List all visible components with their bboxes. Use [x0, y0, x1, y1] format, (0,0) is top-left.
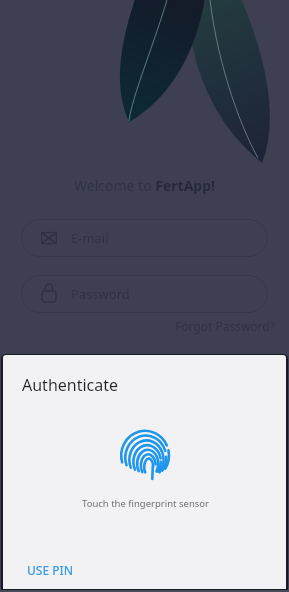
staticText: Authenticate [22, 374, 119, 396]
button[interactable]: Forgot Password? [175, 318, 275, 334]
staticText: Touch the fingerprint sensor [4, 497, 286, 510]
staticText: USE PIN [27, 562, 74, 578]
staticText: Password [71, 285, 130, 303]
other: Fingerprint sensor [119, 433, 173, 487]
staticText: E-mail [71, 229, 109, 247]
staticText: Welcome to FertApp! [0, 176, 289, 195]
button[interactable]: USE PIN [15, 554, 86, 586]
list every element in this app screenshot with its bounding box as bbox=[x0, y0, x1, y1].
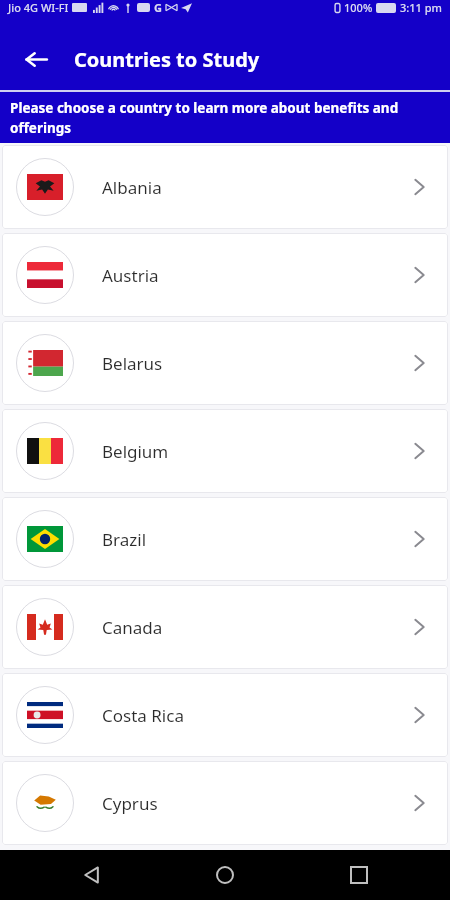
button[interactable]: Back bbox=[70, 854, 112, 896]
staticText: Belgium bbox=[102, 440, 169, 463]
button[interactable]: Open Cyprus bbox=[404, 788, 434, 818]
button[interactable]: Open Canada bbox=[404, 612, 434, 642]
button[interactable]: Back bbox=[14, 37, 58, 81]
button[interactable]: Open Austria bbox=[404, 260, 434, 290]
staticText: Belarus bbox=[102, 352, 163, 375]
button[interactable]: Albania bbox=[2, 145, 448, 229]
staticText: Brazil bbox=[102, 528, 147, 551]
staticText: Costa Rica bbox=[102, 704, 184, 727]
button[interactable]: Open Albania bbox=[404, 172, 434, 202]
staticText: 100% bbox=[344, 0, 373, 15]
button[interactable]: Open Brazil bbox=[404, 524, 434, 554]
button[interactable]: Austria bbox=[2, 233, 448, 317]
staticText: Please choose a country to learn more ab… bbox=[10, 99, 436, 137]
button[interactable]: Canada bbox=[2, 585, 448, 669]
staticText: Austria bbox=[102, 264, 159, 287]
button[interactable]: Home bbox=[204, 854, 246, 896]
button[interactable]: Open Belgium bbox=[404, 436, 434, 466]
button[interactable]: Cyprus bbox=[2, 761, 448, 845]
staticText: G bbox=[154, 0, 162, 15]
staticText: Canada bbox=[102, 616, 163, 639]
button[interactable]: Belgium bbox=[2, 409, 448, 493]
button[interactable]: Open Costa Rica bbox=[404, 700, 434, 730]
staticText: Countries to Study bbox=[74, 46, 260, 73]
staticText: Albania bbox=[102, 176, 162, 199]
button[interactable]: Brazil bbox=[2, 497, 448, 581]
button[interactable]: Open Belarus bbox=[404, 348, 434, 378]
staticText: Cyprus bbox=[102, 792, 158, 815]
button[interactable]: Costa Rica bbox=[2, 673, 448, 757]
button[interactable]: Belarus bbox=[2, 321, 448, 405]
staticText: Jio 4G WI-FI bbox=[8, 0, 69, 15]
staticText: 3:11 pm bbox=[400, 0, 442, 15]
button[interactable]: Recent apps bbox=[338, 854, 380, 896]
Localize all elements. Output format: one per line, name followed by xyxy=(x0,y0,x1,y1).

▶ [WHAT TO WORK ON]: Format everything from the start of the material down to the line that contains "list every element", both ends included, as a Markdown table with the columns Row and Line. Give each line its own numbered row, and skip any blank lines and the pictures.

▶ [OUTPUT FOR THIS TASK]:
| Row | Line |
|---|---|
| 1 | List all visible components with their bboxes. Use [x0, y0, x1, y1] format, (0,0) is top-left. |
| 2 | staticText: Authenticate [22, 374, 119, 396] |
| 3 | button[interactable]: Forgot Password? [175, 318, 275, 334] |
| 4 | staticText: Touch the fingerprint sensor [4, 497, 286, 510] |
| 5 | staticText: USE PIN [27, 562, 74, 578] |
| 6 | staticText: Password [71, 285, 130, 303] |
| 7 | other: Fingerprint sensor [119, 433, 173, 487] |
| 8 | staticText: E-mail [71, 229, 109, 247] |
| 9 | staticText: Welcome to FertApp! [0, 176, 289, 195] |
| 10 | button[interactable]: USE PIN [15, 554, 86, 586] |
| 11 | list every element in this app screenshot with its bounding box as bbox=[x0, y0, x1, y1]. |